# Records for this exercise
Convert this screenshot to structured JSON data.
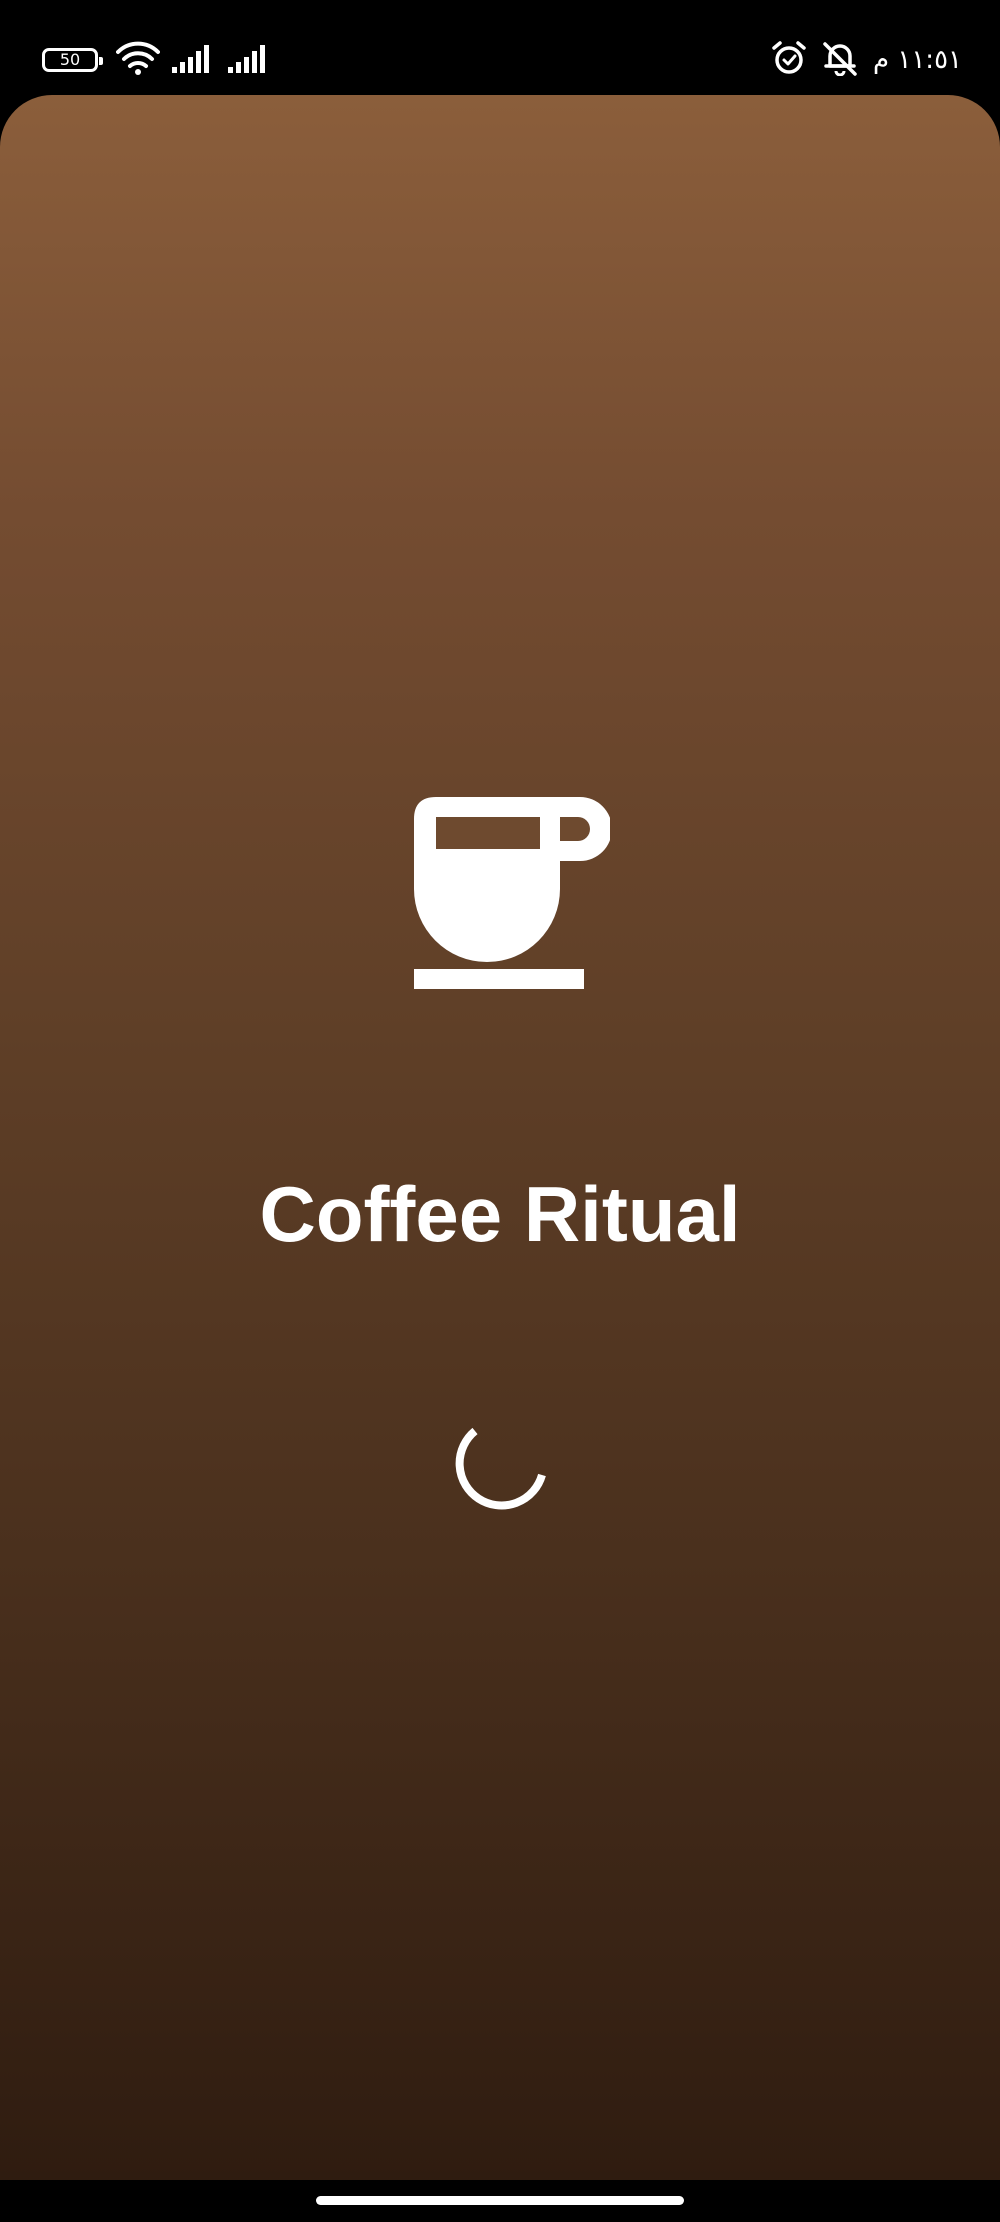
{
  "status_bar": {
    "battery_level": "50",
    "clock": "١١:٥١ م"
  },
  "app": {
    "title": "Coffee Ritual",
    "logo_icon": "coffee-cup-icon",
    "loading_icon": "loading-spinner-icon"
  },
  "colors": {
    "gradient_top": "#8b5e3b",
    "gradient_bottom": "#2f1c10",
    "foreground": "#ffffff"
  }
}
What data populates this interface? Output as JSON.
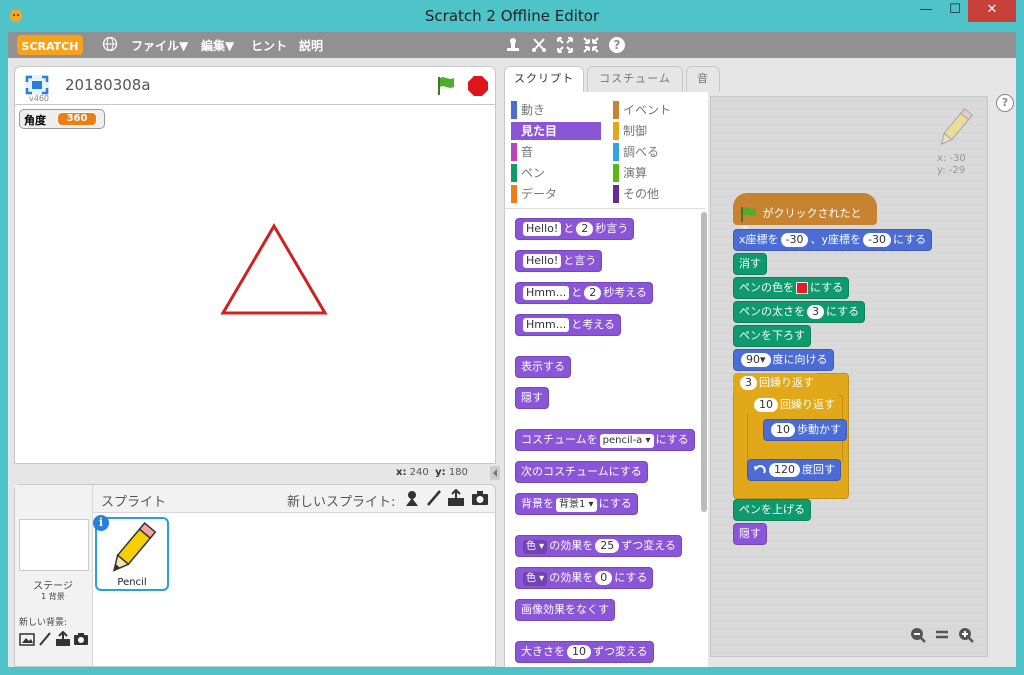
{
  "window": {
    "title": "Scratch 2 Offline Editor",
    "min": "—",
    "max": "☐",
    "close": "✕"
  },
  "menu": {
    "file": "ファイル▼",
    "edit": "編集▼",
    "hints": "ヒント",
    "about": "説明",
    "logo": "SCRATCH"
  },
  "stage": {
    "project_name": "20180308a",
    "version": "v460",
    "variable_name": "角度",
    "variable_value": "360",
    "x_label": "x:",
    "x_value": "240",
    "y_label": "y:",
    "y_value": "180"
  },
  "sprites": {
    "label": "スプライト",
    "new_sprite": "新しいスプライト:",
    "stage_label": "ステージ",
    "stage_bg_count": "1 背景",
    "new_backdrop": "新しい背景:",
    "sprite_name": "Pencil",
    "info": "i"
  },
  "tabs": {
    "scripts": "スクリプト",
    "costumes": "コスチューム",
    "sounds": "音"
  },
  "categories": {
    "motion": "動き",
    "looks": "見た目",
    "sound": "音",
    "pen": "ペン",
    "data": "データ",
    "events": "イベント",
    "control": "制御",
    "sensing": "調べる",
    "operators": "演算",
    "more": "その他"
  },
  "palette": {
    "say_for": {
      "msg": "Hello!",
      "mid": "と",
      "secs": "2",
      "end": "秒言う"
    },
    "say": {
      "msg": "Hello!",
      "end": "と言う"
    },
    "think_for": {
      "msg": "Hmm...",
      "mid": "と",
      "secs": "2",
      "end": "秒考える"
    },
    "think": {
      "msg": "Hmm...",
      "end": "と考える"
    },
    "show": "表示する",
    "hide": "隠す",
    "switch_costume": {
      "a": "コスチュームを",
      "val": "pencil-a",
      "b": "にする"
    },
    "next_costume": "次のコスチュームにする",
    "switch_backdrop": {
      "a": "背景を",
      "val": "背景1",
      "b": "にする"
    },
    "change_effect": {
      "val": "色",
      "a": "の効果を",
      "num": "25",
      "b": "ずつ変える"
    },
    "set_effect": {
      "val": "色",
      "a": "の効果を",
      "num": "0",
      "b": "にする"
    },
    "clear_effects": "画像効果をなくす",
    "change_size": {
      "a": "大きさを",
      "num": "10",
      "b": "ずつ変える"
    }
  },
  "script": {
    "hat": "がクリックされたとき",
    "goto": {
      "a": "x座標を",
      "x": "-30",
      "b": "、y座標を",
      "y": "-30",
      "c": "にする"
    },
    "clear": "消す",
    "pen_color": {
      "a": "ペンの色を",
      "b": "にする",
      "color": "#e02020"
    },
    "pen_size": {
      "a": "ペンの太さを",
      "num": "3",
      "b": "にする"
    },
    "pen_down": "ペンを下ろす",
    "point": {
      "num": "90▾",
      "b": "度に向ける"
    },
    "repeat_outer": {
      "num": "3",
      "b": "回繰り返す"
    },
    "repeat_inner": {
      "num": "10",
      "b": "回繰り返す"
    },
    "move": {
      "num": "10",
      "b": "歩動かす"
    },
    "turn": {
      "num": "120",
      "b": "度回す"
    },
    "pen_up": "ペンを上げる",
    "hide": "隠す",
    "sprite_x": "x: -30",
    "sprite_y": "y: -29"
  },
  "colors": {
    "looks": "#8a55d7",
    "motion": "#4a6cd4",
    "pen": "#0e9a6c",
    "events": "#c88330",
    "control": "#e1a91a"
  }
}
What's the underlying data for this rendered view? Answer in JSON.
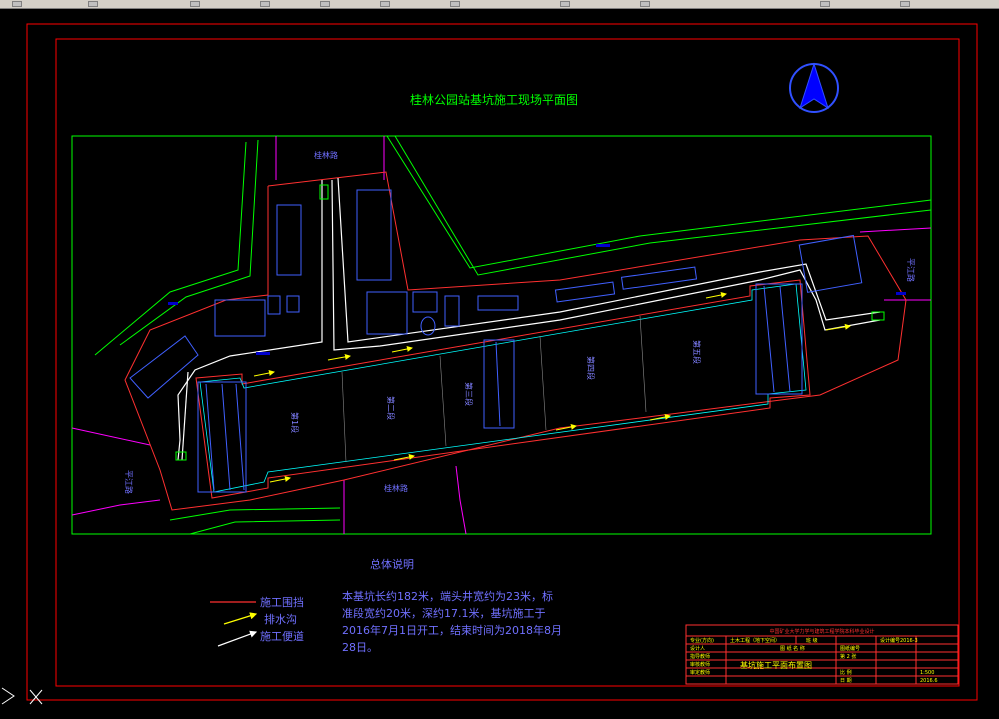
{
  "drawing": {
    "title": "桂林公园站基坑施工现场平面图",
    "north_arrow_icon": "north-arrow-icon"
  },
  "roads": {
    "top": "桂林路",
    "bottom": "桂林路",
    "left": "平江路",
    "right": "平江路"
  },
  "pit_sections": [
    "第1段",
    "第二段",
    "第三段",
    "第四段",
    "第五段"
  ],
  "notes": {
    "heading": "总体说明",
    "body_lines": [
      "本基坑长约182米，端头井宽约为23米，标",
      "准段宽约20米，深约17.1米，基坑施工于",
      "2016年7月1日开工，结束时间为2018年8月",
      "28日。"
    ]
  },
  "legend": [
    {
      "label": "施工围挡",
      "color": "#ff3030"
    },
    {
      "label": "排水沟",
      "color": "#ffff00"
    },
    {
      "label": "施工便道",
      "color": "#ffffff"
    }
  ],
  "title_block": {
    "header": "中国矿业大学力学与建筑工程学院本科毕业设计",
    "r1": [
      "专业(方向)",
      "土木工程（地下空间）",
      "班 级",
      "设计编号2016-3"
    ],
    "r2": [
      "设计人",
      "",
      "图 纸 名 称",
      "图纸编号"
    ],
    "r3": [
      "指导教师",
      "",
      "基坑施工平面布置图",
      "第 2 张"
    ],
    "r4": [
      "审核教师",
      "",
      "",
      "比 例"
    ],
    "r5": [
      "审定教师",
      "",
      "",
      "日 期"
    ],
    "r6_right": [
      "1:500",
      "2016.6"
    ]
  },
  "colors": {
    "frame": "#ff0000",
    "green": "#00ff00",
    "magenta": "#ff00ff",
    "blue": "#0000ff",
    "white": "#ffffff",
    "cyan": "#00ffff",
    "yellow": "#ffff00",
    "red": "#ff3030"
  }
}
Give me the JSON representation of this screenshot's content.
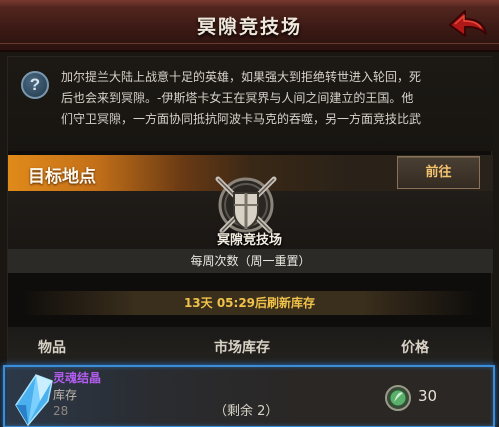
{
  "header": {
    "title": "冥隙竞技场",
    "back_icon": "red-back-arrow-icon"
  },
  "description": {
    "help_symbol": "?",
    "lines": [
      "加尔提兰大陆上战意十足的英雄，如果强大到拒绝转世进入轮回，死",
      "后也会来到冥隙。-伊斯塔卡女王在冥界与人间之间建立的王国。他",
      "们守卫冥隙，一方面协同抵抗阿波卡马克的吞噬，另一方面竞技比武"
    ]
  },
  "target": {
    "label": "目标地点",
    "goto_label": "前往",
    "arena_name": "冥隙竞技场",
    "weekly_count": "每周次数（周一重置）",
    "refresh_text": "13天 05:29后刷新库存"
  },
  "shop": {
    "columns": {
      "item": "物品",
      "stock": "市场库存",
      "price": "价格"
    },
    "items": [
      {
        "name": "灵魂结晶",
        "stock_label": "库存",
        "stock_value": "28",
        "remaining": "（剩余 2）",
        "price": "30",
        "icon": "soul-crystal-icon",
        "currency_icon": "green-arena-coin-icon"
      }
    ]
  },
  "colors": {
    "accent_orange": "#e08a1a",
    "item_name_purple": "#b25cf0",
    "refresh_gold": "#f0c24a",
    "selection_blue": "#3a8ed8"
  }
}
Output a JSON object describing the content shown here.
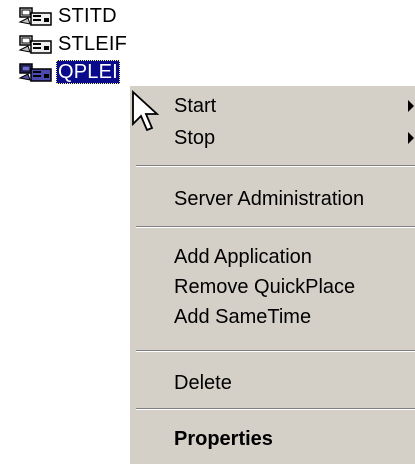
{
  "tree": {
    "items": [
      {
        "label": "STITD",
        "icon": "server-computer-icon",
        "selected": false
      },
      {
        "label": "STLEIF",
        "icon": "server-computer-icon",
        "selected": false
      },
      {
        "label": "QPLEI",
        "icon": "server-computer-icon",
        "selected": true
      }
    ]
  },
  "context_menu": {
    "items": [
      {
        "label": "Start",
        "has_submenu": true
      },
      {
        "label": "Stop",
        "has_submenu": true
      },
      {
        "label": "Server Administration",
        "has_submenu": false
      },
      {
        "label": "Add Application",
        "has_submenu": false
      },
      {
        "label": "Remove QuickPlace",
        "has_submenu": false
      },
      {
        "label": "Add SameTime",
        "has_submenu": false
      },
      {
        "label": "Delete",
        "has_submenu": false
      },
      {
        "label": "Properties",
        "has_submenu": false,
        "bold": true
      }
    ]
  },
  "colors": {
    "menu_bg": "#d4d0c8",
    "selection_bg": "#0a0a8c",
    "selection_text": "#ffffff",
    "separator_dark": "#808080"
  }
}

# What is required
Give the number of lines containing the word "true". No other answer is needed.

# Result of the task
4